» Material provided:
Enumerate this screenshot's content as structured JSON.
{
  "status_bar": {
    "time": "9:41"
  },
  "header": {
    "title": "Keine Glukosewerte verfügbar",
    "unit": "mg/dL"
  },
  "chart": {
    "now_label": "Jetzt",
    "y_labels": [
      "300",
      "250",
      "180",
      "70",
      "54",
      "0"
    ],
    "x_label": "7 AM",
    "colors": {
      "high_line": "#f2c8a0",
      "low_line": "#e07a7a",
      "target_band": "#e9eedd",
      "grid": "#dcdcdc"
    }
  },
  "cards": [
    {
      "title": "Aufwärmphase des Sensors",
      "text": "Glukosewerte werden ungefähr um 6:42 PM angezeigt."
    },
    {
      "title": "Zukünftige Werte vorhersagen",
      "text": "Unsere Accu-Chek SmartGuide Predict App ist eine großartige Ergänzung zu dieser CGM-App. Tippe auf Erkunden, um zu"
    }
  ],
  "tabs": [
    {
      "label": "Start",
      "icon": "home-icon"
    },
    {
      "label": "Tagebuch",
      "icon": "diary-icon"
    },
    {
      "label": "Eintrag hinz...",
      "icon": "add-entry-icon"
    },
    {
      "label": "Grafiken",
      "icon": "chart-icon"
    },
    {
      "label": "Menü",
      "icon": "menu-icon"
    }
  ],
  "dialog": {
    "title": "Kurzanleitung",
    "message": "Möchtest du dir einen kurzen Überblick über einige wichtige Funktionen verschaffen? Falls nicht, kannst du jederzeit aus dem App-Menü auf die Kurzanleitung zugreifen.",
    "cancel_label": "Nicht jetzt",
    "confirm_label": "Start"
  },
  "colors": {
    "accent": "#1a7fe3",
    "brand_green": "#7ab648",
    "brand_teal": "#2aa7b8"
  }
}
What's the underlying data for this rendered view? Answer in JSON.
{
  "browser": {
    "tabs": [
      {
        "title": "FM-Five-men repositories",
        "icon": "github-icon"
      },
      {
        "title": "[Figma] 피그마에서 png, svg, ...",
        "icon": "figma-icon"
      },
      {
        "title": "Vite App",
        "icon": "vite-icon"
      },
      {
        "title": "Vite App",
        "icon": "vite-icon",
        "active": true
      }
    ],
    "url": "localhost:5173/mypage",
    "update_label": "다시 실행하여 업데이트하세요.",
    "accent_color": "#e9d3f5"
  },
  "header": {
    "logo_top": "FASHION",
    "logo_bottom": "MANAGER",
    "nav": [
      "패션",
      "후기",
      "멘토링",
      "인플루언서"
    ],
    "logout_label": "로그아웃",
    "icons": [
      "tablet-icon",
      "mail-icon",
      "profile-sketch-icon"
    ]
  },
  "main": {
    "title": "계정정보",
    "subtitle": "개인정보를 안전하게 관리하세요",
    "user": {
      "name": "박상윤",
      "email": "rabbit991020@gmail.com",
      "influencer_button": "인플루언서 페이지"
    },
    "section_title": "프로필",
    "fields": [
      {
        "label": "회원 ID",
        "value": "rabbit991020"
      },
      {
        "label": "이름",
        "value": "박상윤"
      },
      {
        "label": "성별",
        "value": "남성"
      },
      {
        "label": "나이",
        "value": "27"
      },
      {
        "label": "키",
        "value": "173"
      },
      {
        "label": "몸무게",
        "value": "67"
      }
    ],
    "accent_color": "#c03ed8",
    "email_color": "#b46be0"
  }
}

» Work instructions:
Copy every line in the records above that contains the word "Kurzanleitung".

» Task output:
    "title": "Kurzanleitung",
    "message": "Möchtest du dir einen kurzen Überblick über einige wichtige Funktionen verschaffen? Falls nicht, kannst du jederzeit aus dem App-Menü auf die Kurzanleitung zugreifen.",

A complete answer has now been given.